▶ **Prompt**
List all the lines in these records that hold "marker".

▶ **Entries with figure data**
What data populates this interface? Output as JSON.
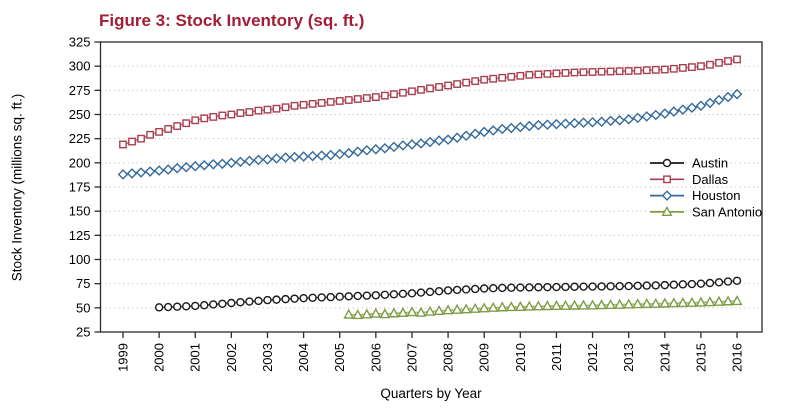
{
  "figure": {
    "title": "Figure 3: Stock Inventory (sq. ft.)",
    "title_color": "#A21D35"
  },
  "chart_data": {
    "type": "line",
    "title": "Figure 3: Stock Inventory (sq. ft.)",
    "xlabel": "Quarters by Year",
    "ylabel": "Stock Inventory (millions sq. ft.)",
    "x_frequency": "quarterly",
    "x_tick_labels": [
      "1999",
      "2000",
      "2001",
      "2002",
      "2003",
      "2004",
      "2005",
      "2006",
      "2007",
      "2008",
      "2009",
      "2010",
      "2011",
      "2012",
      "2013",
      "2014",
      "2015",
      "2016"
    ],
    "ylim": [
      25,
      325
    ],
    "y_ticks": [
      25,
      50,
      75,
      100,
      125,
      150,
      175,
      200,
      225,
      250,
      275,
      300,
      325
    ],
    "grid": "horizontal-dotted",
    "legend_position": "inside-right",
    "axis_color": "#2B2B2B",
    "grid_color": "#C9C9C9",
    "series": [
      {
        "name": "Austin",
        "color": "#1A1A1A",
        "marker": "circle",
        "start": "2000Q1",
        "start_offset_years": 1.0,
        "values": [
          50.5,
          50.8,
          51.2,
          51.6,
          52,
          52.7,
          53.5,
          54.2,
          55,
          55.8,
          56.5,
          57.2,
          58,
          58.5,
          59,
          59.5,
          60,
          60.4,
          60.8,
          61.1,
          61.5,
          61.9,
          62.3,
          62.6,
          63,
          63.5,
          64,
          64.5,
          65,
          65.8,
          66.5,
          67.2,
          68,
          68.5,
          69,
          69.5,
          70,
          70.3,
          70.6,
          70.8,
          71,
          71.1,
          71.3,
          71.4,
          71.5,
          71.6,
          71.8,
          71.9,
          72,
          72.1,
          72.3,
          72.4,
          72.5,
          72.8,
          73,
          73.2,
          73.5,
          73.9,
          74.3,
          74.6,
          75,
          75.7,
          76.4,
          77.2,
          78
        ]
      },
      {
        "name": "Dallas",
        "color": "#A93F4F",
        "marker": "square",
        "start": "1999Q1",
        "start_offset_years": 0.0,
        "values": [
          219,
          222,
          225,
          229,
          232,
          235,
          238,
          241,
          244,
          246,
          247.5,
          249,
          250,
          251.5,
          252.5,
          254,
          255,
          256,
          257.5,
          259,
          260,
          261,
          262,
          263,
          264,
          265,
          266,
          267,
          268,
          269.5,
          271,
          272.5,
          274,
          275.5,
          277,
          278.5,
          280,
          281.5,
          283,
          284.5,
          286,
          287,
          288,
          289,
          290,
          291,
          291.5,
          292,
          292.5,
          293,
          293.5,
          293.8,
          294,
          294.3,
          294.5,
          294.8,
          295,
          295.3,
          295.8,
          296.2,
          296.5,
          297.3,
          298.2,
          299,
          300,
          301.5,
          303.5,
          305.3,
          307
        ]
      },
      {
        "name": "Houston",
        "color": "#366A9B",
        "marker": "diamond",
        "start": "1999Q1",
        "start_offset_years": 0.0,
        "values": [
          188,
          189,
          190,
          191,
          192,
          193,
          194.5,
          195.5,
          196.5,
          197.5,
          198.5,
          199,
          200,
          201,
          202,
          203,
          203.5,
          204.5,
          205.5,
          206,
          206.5,
          207,
          207.5,
          208,
          209,
          210,
          211.5,
          213,
          214,
          215,
          216.5,
          218,
          219,
          220,
          221.5,
          223,
          224,
          226,
          228,
          230,
          232,
          233.5,
          235,
          236,
          237,
          238,
          239,
          239.5,
          240,
          240.5,
          241,
          241.5,
          242,
          242.5,
          243.5,
          244,
          245,
          246.5,
          248,
          249.5,
          251,
          253,
          255,
          257,
          259,
          262,
          265,
          268,
          271
        ]
      },
      {
        "name": "San Antonio",
        "color": "#7E9D46",
        "marker": "triangle",
        "start": "2005Q2",
        "start_offset_years": 6.25,
        "values": [
          43,
          42.5,
          43.2,
          44,
          43.5,
          44.3,
          44.8,
          45.5,
          45,
          46,
          46.8,
          47.5,
          48,
          48.5,
          49,
          49.5,
          50,
          50.5,
          50.8,
          51,
          51.3,
          51.6,
          51.8,
          52,
          52.1,
          52.3,
          52.4,
          52.5,
          52.8,
          53,
          53.2,
          53.5,
          53.8,
          54,
          54.2,
          54.5,
          54.8,
          55,
          55.2,
          55.5,
          55.9,
          56.3,
          56.7,
          57
        ]
      }
    ],
    "legend": [
      "Austin",
      "Dallas",
      "Houston",
      "San Antonio"
    ]
  }
}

▶ **Result of the exercise**
        "marker": "circle",
        "marker": "square",
        "marker": "diamond",
        "marker": "triangle",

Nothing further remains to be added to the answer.